> [INSTRUCTIONS TO FOLLOW]: Each line below should be retyped exactly, with no pictures.

* BEGIN *

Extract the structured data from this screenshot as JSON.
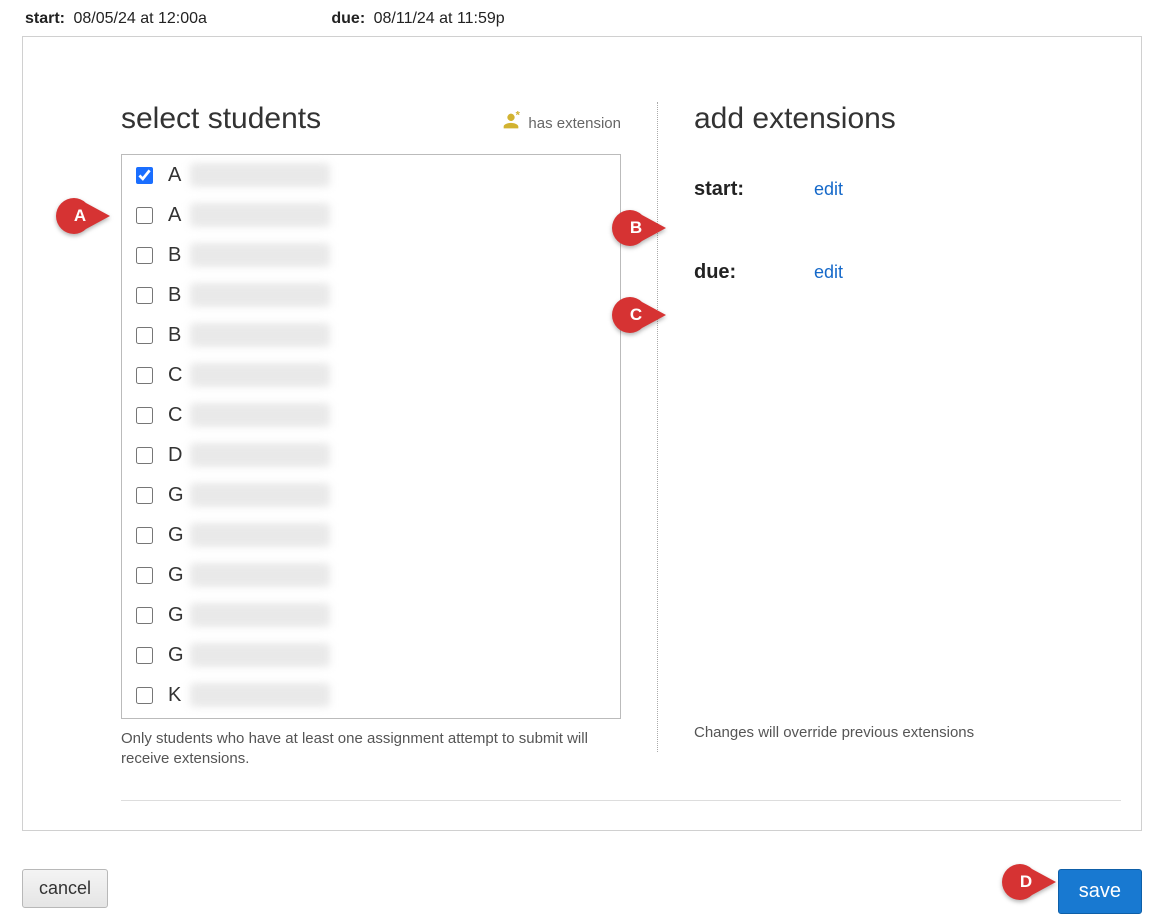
{
  "top": {
    "start_label": "start:",
    "start_value": "08/05/24 at 12:00a",
    "due_label": "due:",
    "due_value": "08/11/24 at 11:59p"
  },
  "left": {
    "heading": "select students",
    "legend_text": "has extension",
    "note": "Only students who have at least one assignment attempt to submit will receive extensions.",
    "students": [
      {
        "initial": "A",
        "checked": true
      },
      {
        "initial": "A",
        "checked": false
      },
      {
        "initial": "B",
        "checked": false
      },
      {
        "initial": "B",
        "checked": false
      },
      {
        "initial": "B",
        "checked": false
      },
      {
        "initial": "C",
        "checked": false
      },
      {
        "initial": "C",
        "checked": false
      },
      {
        "initial": "D",
        "checked": false
      },
      {
        "initial": "G",
        "checked": false
      },
      {
        "initial": "G",
        "checked": false
      },
      {
        "initial": "G",
        "checked": false
      },
      {
        "initial": "G",
        "checked": false
      },
      {
        "initial": "G",
        "checked": false
      },
      {
        "initial": "K",
        "checked": false
      }
    ]
  },
  "right": {
    "heading": "add extensions",
    "start_label": "start:",
    "start_edit": "edit",
    "due_label": "due:",
    "due_edit": "edit",
    "override_note": "Changes will override previous extensions"
  },
  "buttons": {
    "cancel": "cancel",
    "save": "save"
  },
  "callouts": {
    "A": "A",
    "B": "B",
    "C": "C",
    "D": "D"
  }
}
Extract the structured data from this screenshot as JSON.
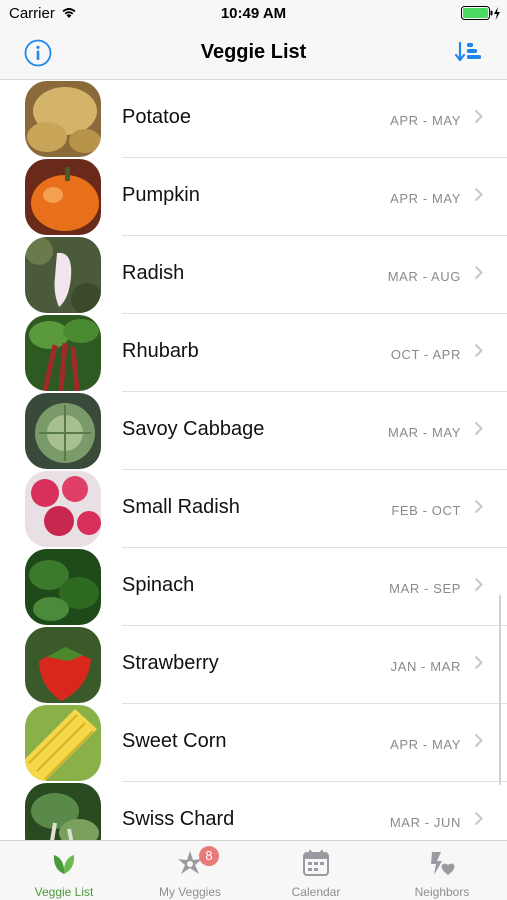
{
  "status_bar": {
    "carrier": "Carrier",
    "time": "10:49 AM"
  },
  "nav": {
    "title": "Veggie List",
    "left_icon": "info-icon",
    "right_icon": "sort-icon"
  },
  "colors": {
    "accent": "#1d86f0",
    "active_tab": "#4a9a3a",
    "badge": "#e87a7a"
  },
  "veggies": [
    {
      "name": "Potatoe",
      "season": "APR - MAY"
    },
    {
      "name": "Pumpkin",
      "season": "APR - MAY"
    },
    {
      "name": "Radish",
      "season": "MAR - AUG"
    },
    {
      "name": "Rhubarb",
      "season": "OCT - APR"
    },
    {
      "name": "Savoy Cabbage",
      "season": "MAR - MAY"
    },
    {
      "name": "Small Radish",
      "season": "FEB - OCT"
    },
    {
      "name": "Spinach",
      "season": "MAR - SEP"
    },
    {
      "name": "Strawberry",
      "season": "JAN - MAR"
    },
    {
      "name": "Sweet Corn",
      "season": "APR - MAY"
    },
    {
      "name": "Swiss Chard",
      "season": "MAR - JUN"
    }
  ],
  "tabs": [
    {
      "label": "Veggie List",
      "icon": "leaf-icon",
      "active": true
    },
    {
      "label": "My Veggies",
      "icon": "veggie-icon",
      "badge": "8"
    },
    {
      "label": "Calendar",
      "icon": "calendar-icon"
    },
    {
      "label": "Neighbors",
      "icon": "neighbors-icon"
    }
  ]
}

* END *

> [TASK ANSWER]:
Extract the structured data from this screenshot as JSON.
{
  "top": {
    "start_label": "start:",
    "start_value": "08/05/24 at 12:00a",
    "due_label": "due:",
    "due_value": "08/11/24 at 11:59p"
  },
  "left": {
    "heading": "select students",
    "legend_text": "has extension",
    "note": "Only students who have at least one assignment attempt to submit will receive extensions.",
    "students": [
      {
        "initial": "A",
        "checked": true
      },
      {
        "initial": "A",
        "checked": false
      },
      {
        "initial": "B",
        "checked": false
      },
      {
        "initial": "B",
        "checked": false
      },
      {
        "initial": "B",
        "checked": false
      },
      {
        "initial": "C",
        "checked": false
      },
      {
        "initial": "C",
        "checked": false
      },
      {
        "initial": "D",
        "checked": false
      },
      {
        "initial": "G",
        "checked": false
      },
      {
        "initial": "G",
        "checked": false
      },
      {
        "initial": "G",
        "checked": false
      },
      {
        "initial": "G",
        "checked": false
      },
      {
        "initial": "G",
        "checked": false
      },
      {
        "initial": "K",
        "checked": false
      }
    ]
  },
  "right": {
    "heading": "add extensions",
    "start_label": "start:",
    "start_edit": "edit",
    "due_label": "due:",
    "due_edit": "edit",
    "override_note": "Changes will override previous extensions"
  },
  "buttons": {
    "cancel": "cancel",
    "save": "save"
  },
  "callouts": {
    "A": "A",
    "B": "B",
    "C": "C",
    "D": "D"
  }
}
Extract the structured data from this screenshot as JSON.
{
  "status_bar": {
    "carrier": "Carrier",
    "time": "10:49 AM"
  },
  "nav": {
    "title": "Veggie List",
    "left_icon": "info-icon",
    "right_icon": "sort-icon"
  },
  "colors": {
    "accent": "#1d86f0",
    "active_tab": "#4a9a3a",
    "badge": "#e87a7a"
  },
  "veggies": [
    {
      "name": "Potatoe",
      "season": "APR - MAY"
    },
    {
      "name": "Pumpkin",
      "season": "APR - MAY"
    },
    {
      "name": "Radish",
      "season": "MAR - AUG"
    },
    {
      "name": "Rhubarb",
      "season": "OCT - APR"
    },
    {
      "name": "Savoy Cabbage",
      "season": "MAR - MAY"
    },
    {
      "name": "Small Radish",
      "season": "FEB - OCT"
    },
    {
      "name": "Spinach",
      "season": "MAR - SEP"
    },
    {
      "name": "Strawberry",
      "season": "JAN - MAR"
    },
    {
      "name": "Sweet Corn",
      "season": "APR - MAY"
    },
    {
      "name": "Swiss Chard",
      "season": "MAR - JUN"
    }
  ],
  "tabs": [
    {
      "label": "Veggie List",
      "icon": "leaf-icon",
      "active": true
    },
    {
      "label": "My Veggies",
      "icon": "veggie-icon",
      "badge": "8"
    },
    {
      "label": "Calendar",
      "icon": "calendar-icon"
    },
    {
      "label": "Neighbors",
      "icon": "neighbors-icon"
    }
  ]
}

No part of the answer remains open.